Reading the listing below, count the lines that contain the word "icon" and give that count alone.

Data items
====================
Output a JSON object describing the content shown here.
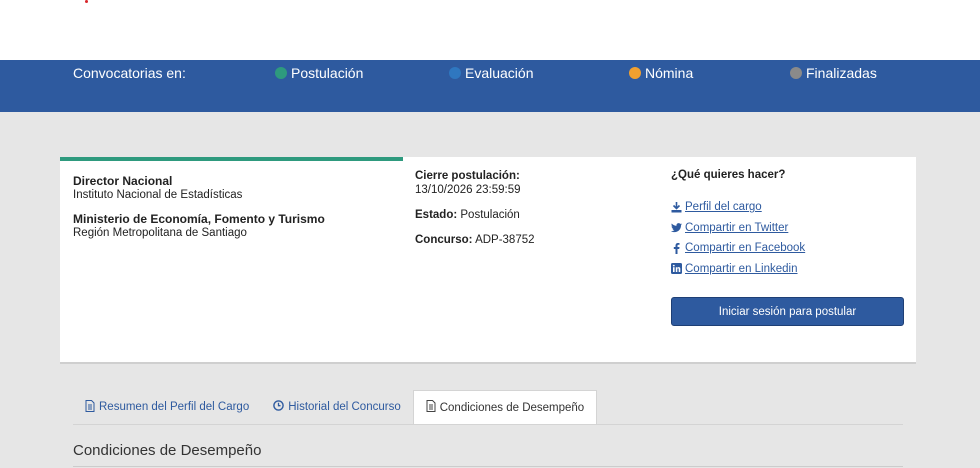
{
  "statusbar": {
    "label": "Convocatorias en:",
    "items": [
      {
        "label": "Postulación",
        "color": "#2e9a7e"
      },
      {
        "label": "Evaluación",
        "color": "#2f77c0"
      },
      {
        "label": "Nómina",
        "color": "#f0a030"
      },
      {
        "label": "Finalizadas",
        "color": "#8a8a8a"
      }
    ]
  },
  "position": {
    "title": "Director Nacional",
    "institution": "Instituto Nacional de Estadísticas",
    "ministry": "Ministerio de Economía, Fomento y Turismo",
    "region": "Región Metropolitana de Santiago"
  },
  "details": {
    "close_label": "Cierre postulación:",
    "close_value": "13/10/2026 23:59:59",
    "state_label": "Estado:",
    "state_value": "Postulación",
    "contest_label": "Concurso:",
    "contest_value": "ADP-38752"
  },
  "actions": {
    "heading": "¿Qué quieres hacer?",
    "links": [
      {
        "label": "Perfil del cargo",
        "icon": "download-icon"
      },
      {
        "label": "Compartir en Twitter",
        "icon": "twitter-icon"
      },
      {
        "label": "Compartir en Facebook",
        "icon": "facebook-icon"
      },
      {
        "label": "Compartir en Linkedin",
        "icon": "linkedin-icon"
      }
    ],
    "login_button": "Iniciar sesión para postular"
  },
  "tabs": [
    {
      "label": "Resumen del Perfil del Cargo",
      "icon": "document-icon",
      "active": false
    },
    {
      "label": "Historial del Concurso",
      "icon": "clock-icon",
      "active": false
    },
    {
      "label": "Condiciones de Desempeño",
      "icon": "document-icon",
      "active": true
    }
  ],
  "section_title": "Condiciones de Desempeño"
}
====================
(Exercise answer)
7